## DATASET:
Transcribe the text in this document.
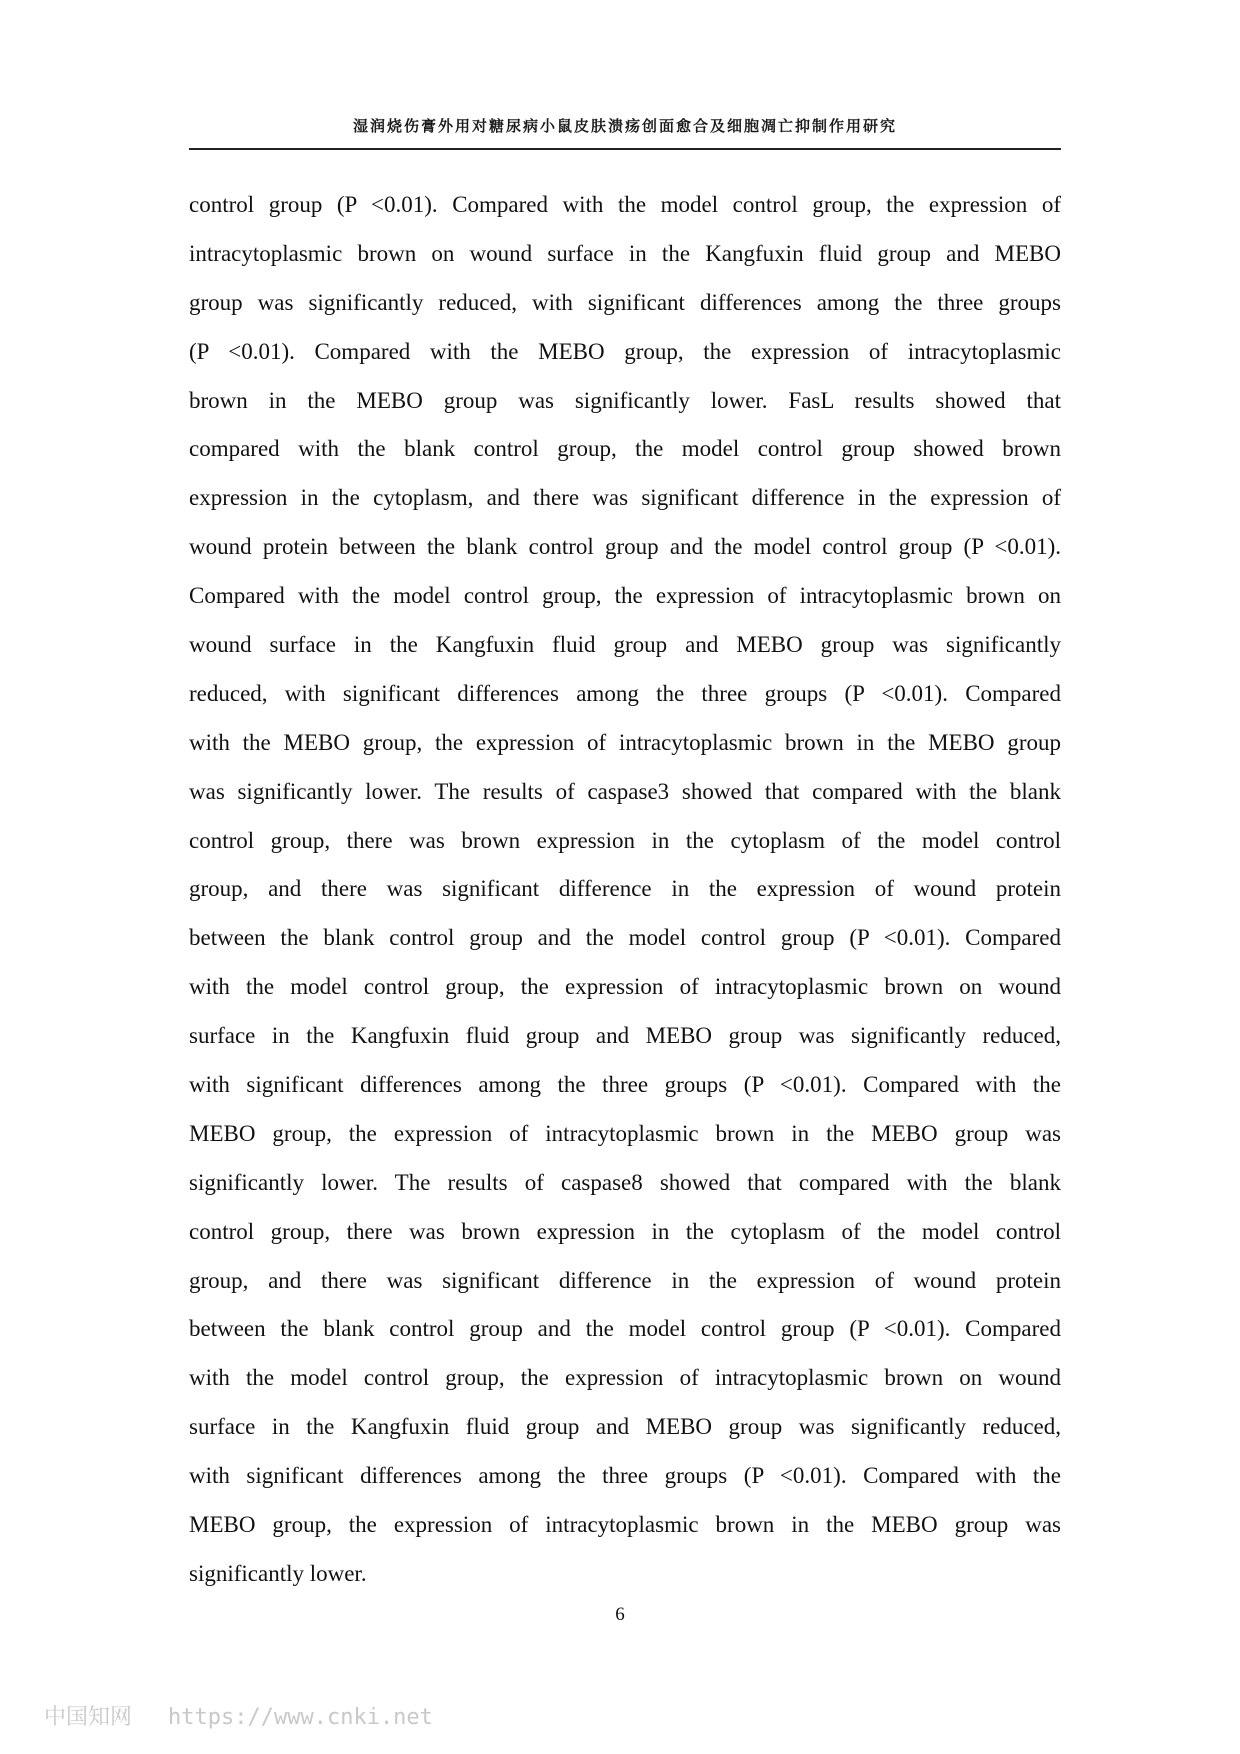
湿润烧伤膏外用对糖尿病小鼠皮肤溃疡创面愈合及细胞凋亡抑制作用研究
control group (P <0.01). Compared with the model control group, the expression of
intracytoplasmic brown on wound surface in the Kangfuxin fluid group and MEBO
group was significantly reduced, with significant differences among the three groups
(P <0.01). Compared with the MEBO group, the expression of intracytoplasmic
brown in the MEBO group was significantly lower. FasL results showed that
compared with the blank control group, the model control group showed brown
expression in the cytoplasm, and there was significant difference in the expression of
wound protein between the blank control group and the model control group (P <0.01).
Compared with the model control group, the expression of intracytoplasmic brown on
wound surface in the Kangfuxin fluid group and MEBO group was significantly
reduced, with significant differences among the three groups (P <0.01). Compared
with the MEBO group, the expression of intracytoplasmic brown in the MEBO group
was significantly lower. The results of caspase3 showed that compared with the blank
control group, there was brown expression in the cytoplasm of the model control
group, and there was significant difference in the expression of wound protein
between the blank control group and the model control group (P <0.01). Compared
with the model control group, the expression of intracytoplasmic brown on wound
surface in the Kangfuxin fluid group and MEBO group was significantly reduced,
with significant differences among the three groups (P <0.01). Compared with the
MEBO group, the expression of intracytoplasmic brown in the MEBO group was
significantly lower. The results of caspase8 showed that compared with the blank
control group, there was brown expression in the cytoplasm of the model control
group, and there was significant difference in the expression of wound protein
between the blank control group and the model control group (P <0.01). Compared
with the model control group, the expression of intracytoplasmic brown on wound
surface in the Kangfuxin fluid group and MEBO group was significantly reduced,
with significant differences among the three groups (P <0.01). Compared with the
MEBO group, the expression of intracytoplasmic brown in the MEBO group was
significantly lower.
6
中国知网 https://www.cnki.net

## ACTIVITY:
Look through the records for the word "results". Every line that has it should be copied.

## ANSWER SECTION:
brown in the MEBO group was significantly lower. FasL results showed that
was significantly lower. The results of caspase3 showed that compared with the blank
significantly lower. The results of caspase8 showed that compared with the blank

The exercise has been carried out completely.